Data listing:
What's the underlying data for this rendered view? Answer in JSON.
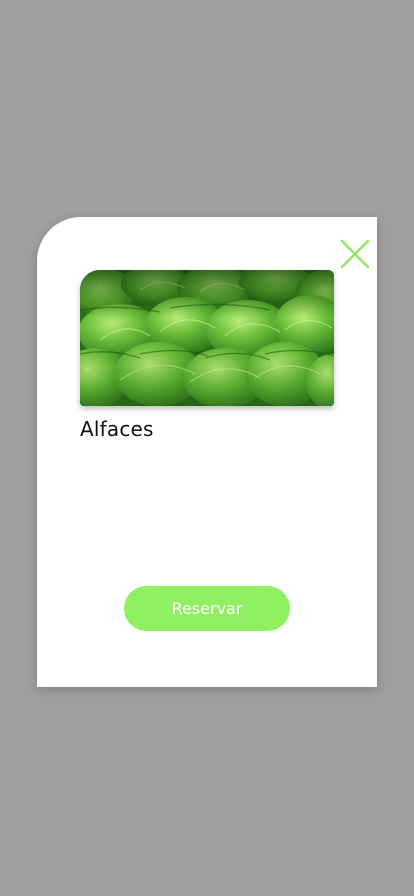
{
  "product": {
    "name": "Alfaces",
    "image_icon": "lettuce-photo"
  },
  "actions": {
    "reserve_label": "Reservar",
    "close_icon": "close-icon"
  },
  "colors": {
    "accent": "#8ff062",
    "close_icon": "#8fe86a",
    "backdrop": "#9e9e9e",
    "card": "#ffffff"
  }
}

Exercise instructions: Copy out each line exactly, without the pictures.

Solution to the problem:
What's the underlying data for this rendered view? Answer in JSON.
{
  "product": {
    "name": "Alfaces",
    "image_icon": "lettuce-photo"
  },
  "actions": {
    "reserve_label": "Reservar",
    "close_icon": "close-icon"
  },
  "colors": {
    "accent": "#8ff062",
    "close_icon": "#8fe86a",
    "backdrop": "#9e9e9e",
    "card": "#ffffff"
  }
}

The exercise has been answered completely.